# Figure collection entries
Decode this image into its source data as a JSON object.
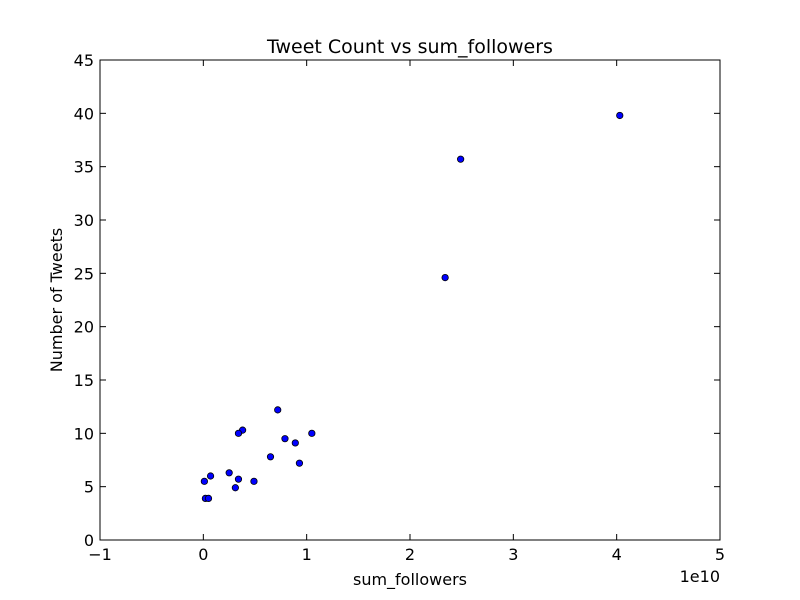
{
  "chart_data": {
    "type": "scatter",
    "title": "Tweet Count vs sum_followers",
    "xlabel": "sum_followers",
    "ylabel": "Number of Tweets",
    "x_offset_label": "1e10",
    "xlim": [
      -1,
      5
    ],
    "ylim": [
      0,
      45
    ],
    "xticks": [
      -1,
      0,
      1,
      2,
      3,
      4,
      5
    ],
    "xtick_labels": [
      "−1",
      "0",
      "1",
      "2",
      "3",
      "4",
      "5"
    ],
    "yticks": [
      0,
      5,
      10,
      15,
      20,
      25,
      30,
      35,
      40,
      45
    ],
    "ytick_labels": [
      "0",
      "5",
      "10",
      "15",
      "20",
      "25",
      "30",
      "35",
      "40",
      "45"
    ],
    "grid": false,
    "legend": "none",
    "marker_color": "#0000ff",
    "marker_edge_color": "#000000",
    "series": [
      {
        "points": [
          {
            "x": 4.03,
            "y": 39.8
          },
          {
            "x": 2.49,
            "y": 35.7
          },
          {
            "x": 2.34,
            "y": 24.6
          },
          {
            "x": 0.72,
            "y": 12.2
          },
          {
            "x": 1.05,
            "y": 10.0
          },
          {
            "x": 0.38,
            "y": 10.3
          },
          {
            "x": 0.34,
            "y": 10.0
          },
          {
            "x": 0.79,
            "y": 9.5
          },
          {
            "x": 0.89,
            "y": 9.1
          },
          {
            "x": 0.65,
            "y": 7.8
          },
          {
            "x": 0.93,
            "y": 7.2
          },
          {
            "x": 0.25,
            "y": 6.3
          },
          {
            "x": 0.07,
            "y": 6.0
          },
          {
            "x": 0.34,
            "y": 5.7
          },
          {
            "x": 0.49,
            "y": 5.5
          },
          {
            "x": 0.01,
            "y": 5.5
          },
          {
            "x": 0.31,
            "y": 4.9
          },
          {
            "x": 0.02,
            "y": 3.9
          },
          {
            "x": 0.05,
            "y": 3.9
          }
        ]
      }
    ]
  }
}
* * *
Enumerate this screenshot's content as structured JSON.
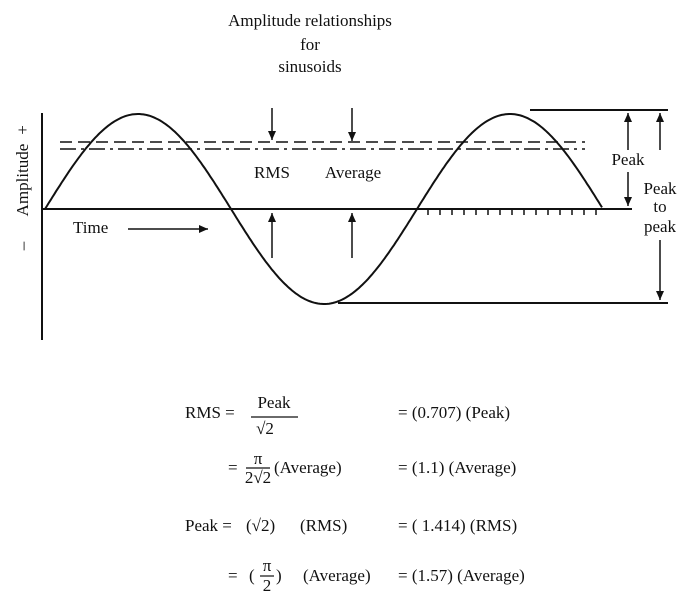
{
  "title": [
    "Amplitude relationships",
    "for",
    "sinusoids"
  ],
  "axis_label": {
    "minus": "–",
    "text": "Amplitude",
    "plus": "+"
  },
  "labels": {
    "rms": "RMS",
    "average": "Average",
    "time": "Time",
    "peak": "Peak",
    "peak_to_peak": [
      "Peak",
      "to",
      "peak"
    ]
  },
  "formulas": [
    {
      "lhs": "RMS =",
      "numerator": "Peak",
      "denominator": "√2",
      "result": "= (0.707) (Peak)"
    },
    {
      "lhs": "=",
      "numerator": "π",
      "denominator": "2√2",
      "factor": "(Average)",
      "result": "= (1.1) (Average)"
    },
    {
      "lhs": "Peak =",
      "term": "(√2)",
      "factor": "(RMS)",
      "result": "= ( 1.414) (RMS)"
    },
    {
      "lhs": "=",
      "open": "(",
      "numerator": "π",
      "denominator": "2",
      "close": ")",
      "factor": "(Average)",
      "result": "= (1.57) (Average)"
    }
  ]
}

# WRITTEN REQUEST
Of all the lines in the data above, state how many include "denominator". Say only the number.

# WRITTEN REPLY
3